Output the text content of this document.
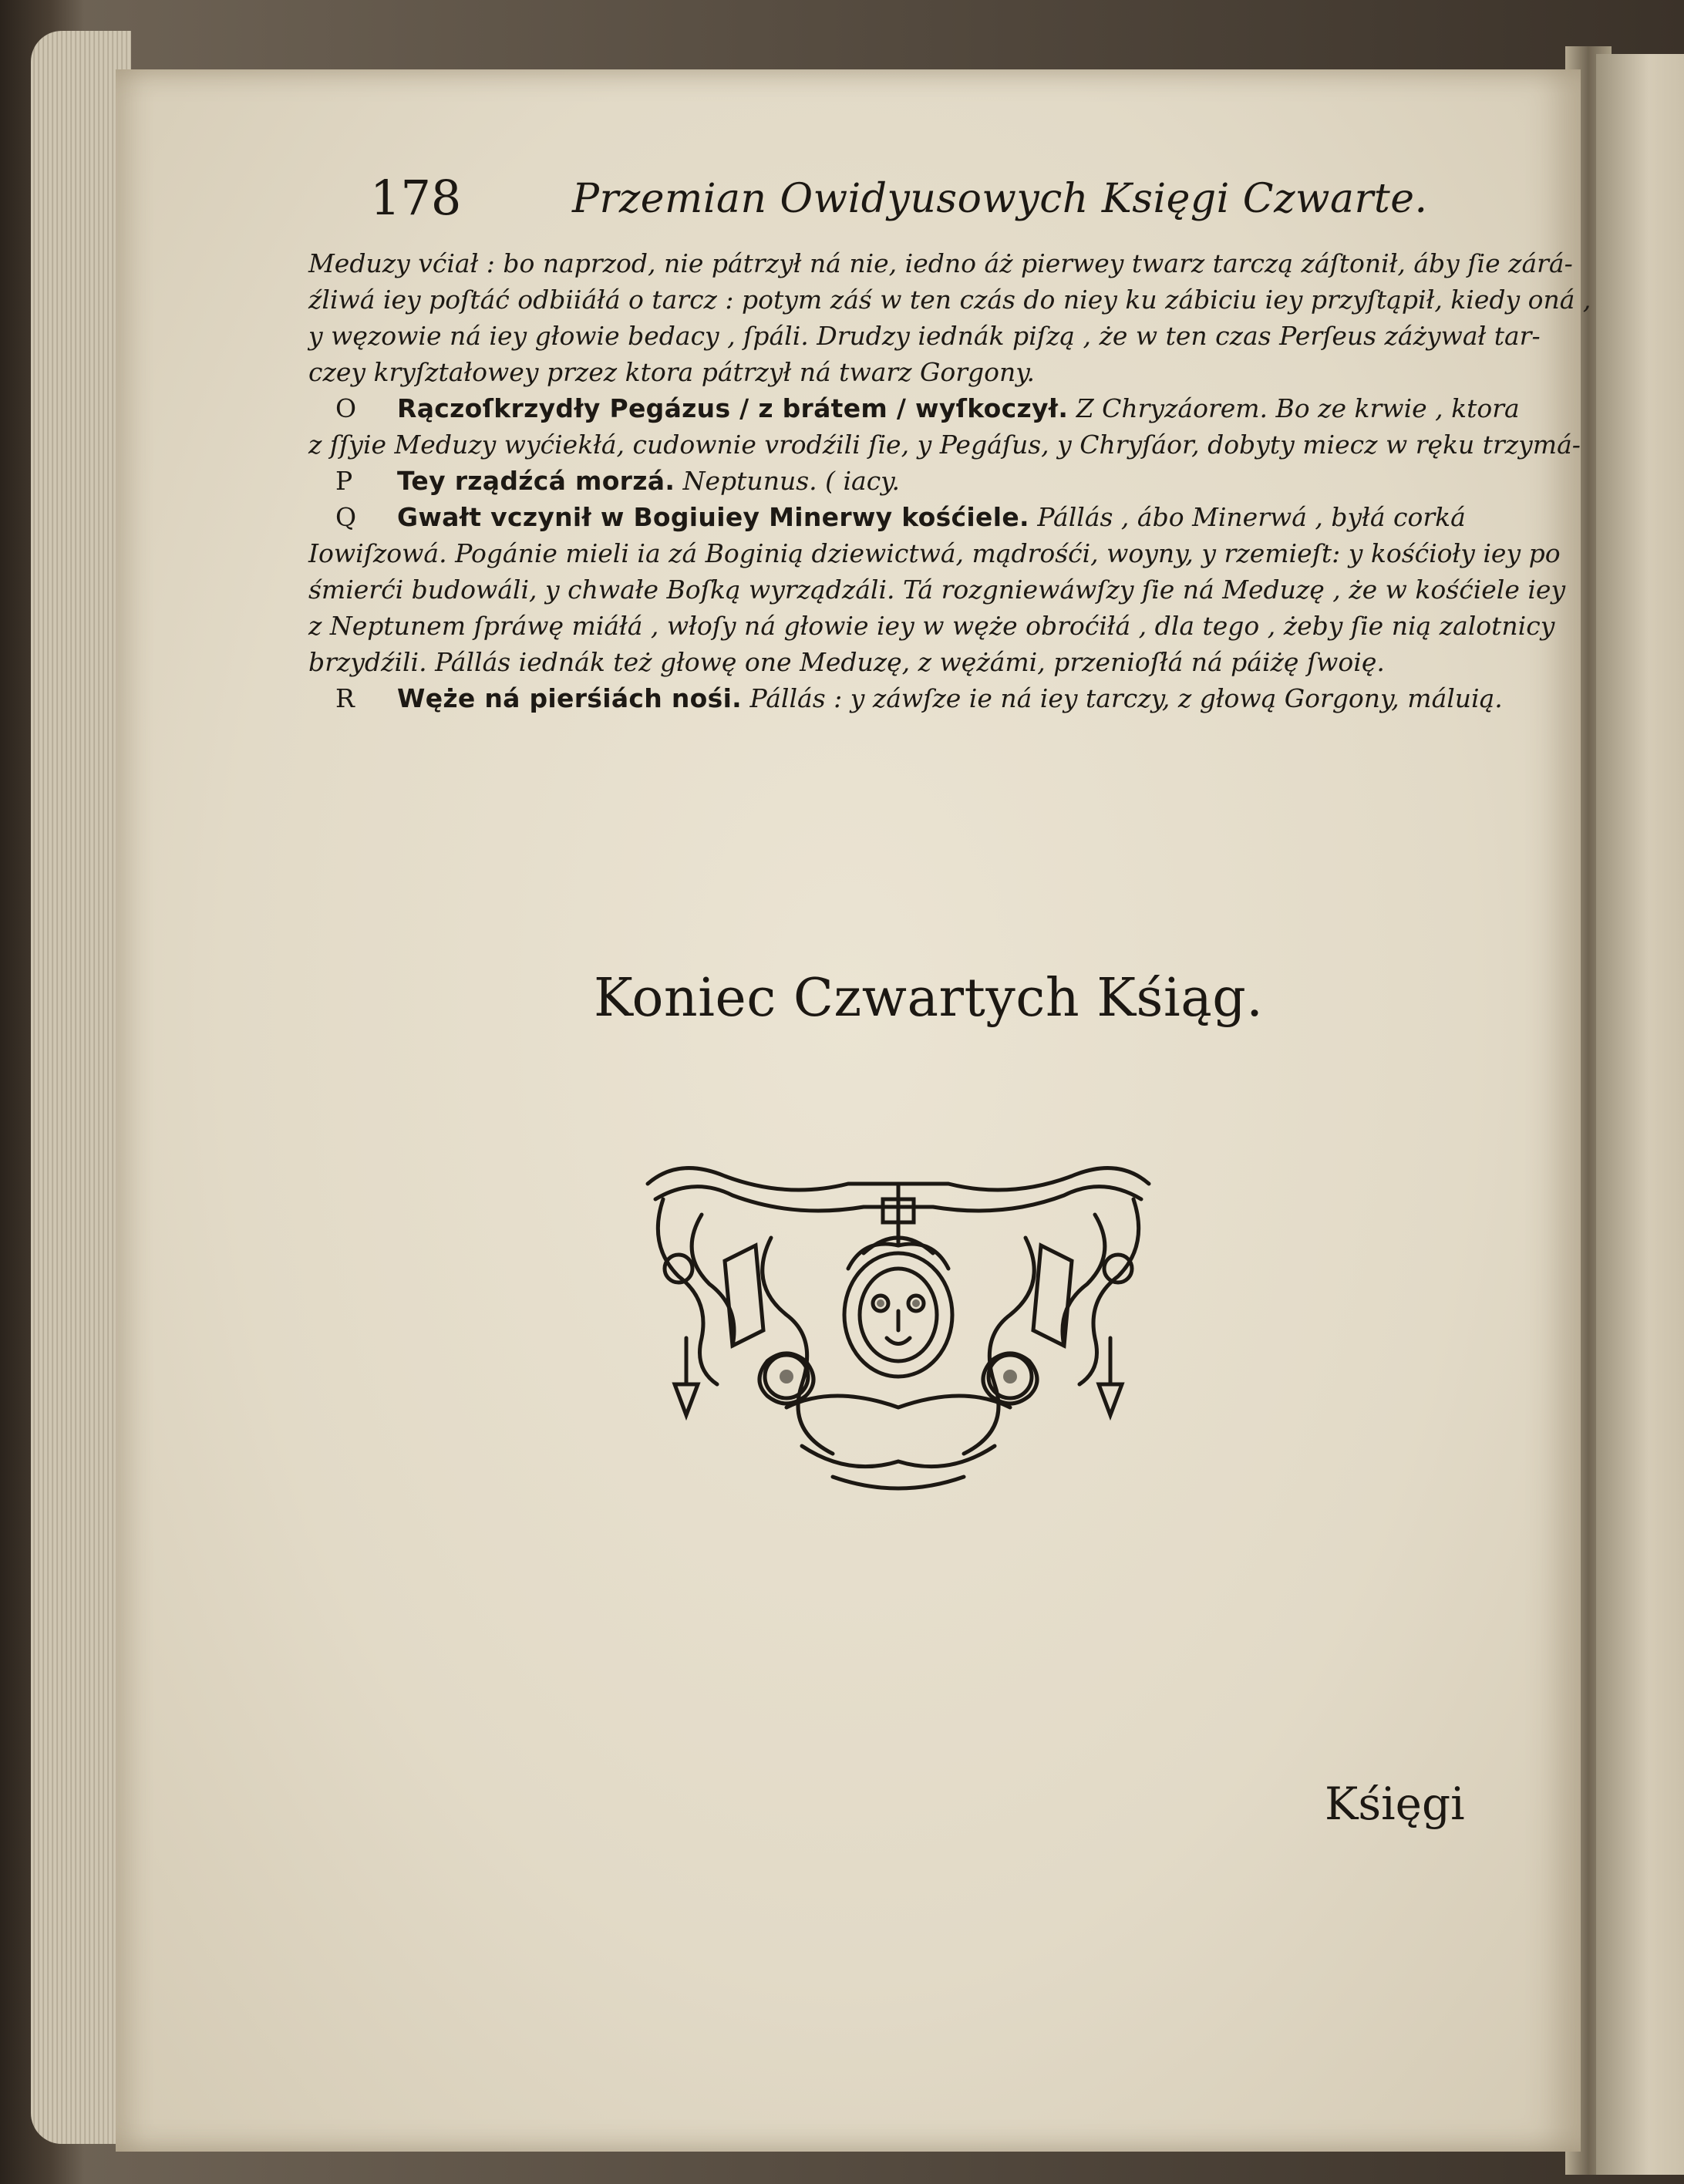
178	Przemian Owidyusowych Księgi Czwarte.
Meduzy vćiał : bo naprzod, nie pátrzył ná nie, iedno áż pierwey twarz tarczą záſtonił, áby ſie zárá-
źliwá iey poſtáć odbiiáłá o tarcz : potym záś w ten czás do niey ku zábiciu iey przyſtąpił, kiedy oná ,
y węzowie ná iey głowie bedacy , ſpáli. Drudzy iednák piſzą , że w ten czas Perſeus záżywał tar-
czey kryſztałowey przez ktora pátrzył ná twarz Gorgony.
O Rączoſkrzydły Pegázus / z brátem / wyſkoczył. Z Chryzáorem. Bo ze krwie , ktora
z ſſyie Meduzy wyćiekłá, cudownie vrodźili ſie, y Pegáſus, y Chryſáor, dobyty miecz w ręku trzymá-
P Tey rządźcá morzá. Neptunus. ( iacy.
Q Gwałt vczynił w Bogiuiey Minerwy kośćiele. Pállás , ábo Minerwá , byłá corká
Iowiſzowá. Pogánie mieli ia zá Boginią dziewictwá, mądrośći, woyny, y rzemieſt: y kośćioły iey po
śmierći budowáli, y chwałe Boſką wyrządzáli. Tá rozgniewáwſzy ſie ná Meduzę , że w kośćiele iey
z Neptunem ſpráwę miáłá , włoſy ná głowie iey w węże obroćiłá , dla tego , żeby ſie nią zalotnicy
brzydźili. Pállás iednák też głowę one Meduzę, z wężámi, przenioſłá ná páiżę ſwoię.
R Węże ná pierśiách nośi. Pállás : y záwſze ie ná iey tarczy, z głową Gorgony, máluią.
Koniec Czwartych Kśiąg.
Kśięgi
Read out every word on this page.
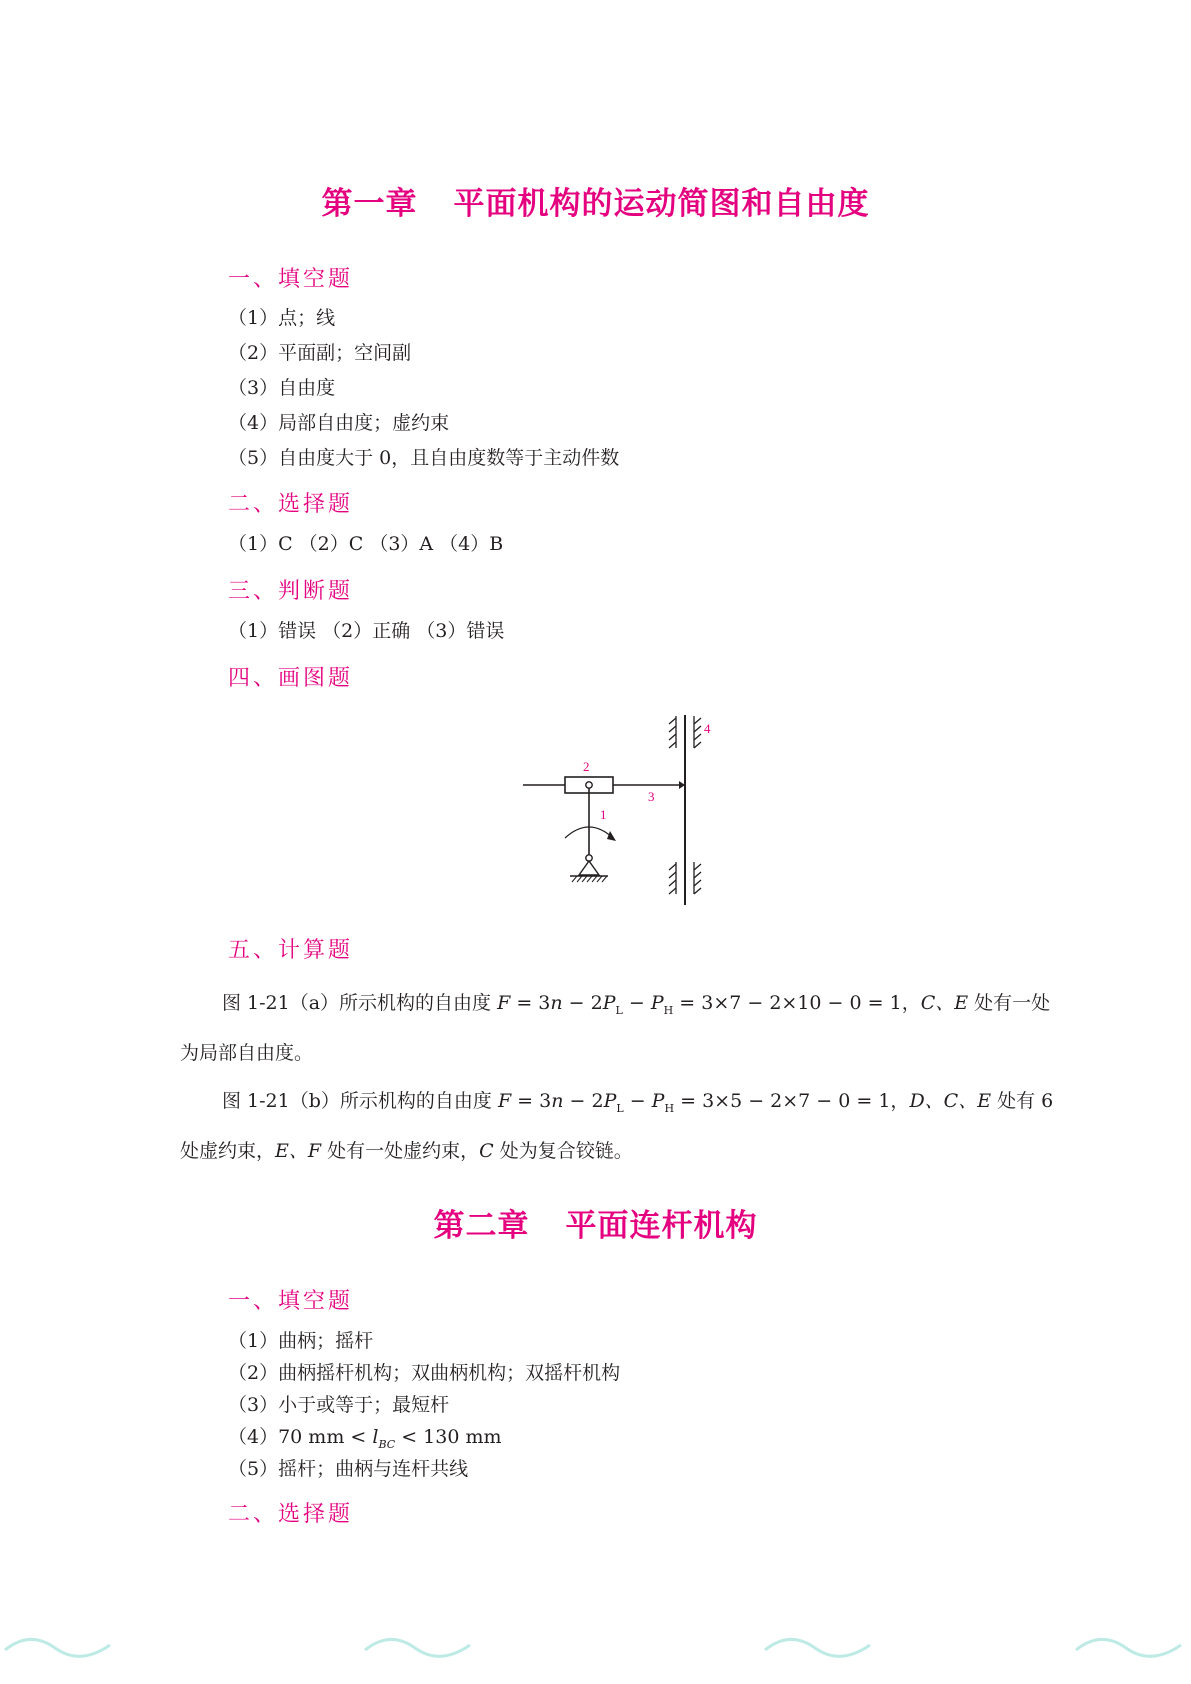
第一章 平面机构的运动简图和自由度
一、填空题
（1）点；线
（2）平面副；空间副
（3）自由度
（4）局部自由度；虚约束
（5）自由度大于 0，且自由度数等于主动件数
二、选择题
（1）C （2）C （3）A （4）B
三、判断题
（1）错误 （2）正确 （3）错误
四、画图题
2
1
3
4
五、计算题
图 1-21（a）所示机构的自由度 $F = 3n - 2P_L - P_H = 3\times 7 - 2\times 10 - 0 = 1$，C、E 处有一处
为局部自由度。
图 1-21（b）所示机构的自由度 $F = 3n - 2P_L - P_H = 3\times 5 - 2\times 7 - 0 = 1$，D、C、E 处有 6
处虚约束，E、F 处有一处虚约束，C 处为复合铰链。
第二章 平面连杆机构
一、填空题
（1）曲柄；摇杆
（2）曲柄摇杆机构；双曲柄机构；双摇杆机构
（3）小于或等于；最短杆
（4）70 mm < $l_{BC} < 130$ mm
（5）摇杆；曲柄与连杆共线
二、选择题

###

» Task statement:
Find the lines holding "Meduzy" and list every one.

» The result:
Meduzy vćiał : bo naprzod, nie pátrzył ná nie, iedno áż pierwey twarz tarczą záſtonił, áby ſie zárá-
z ſſyie Meduzy wyćiekłá, cudownie vrodźili ſie, y Pegáſus, y Chryſáor, dobyty miecz w ręku trzymá-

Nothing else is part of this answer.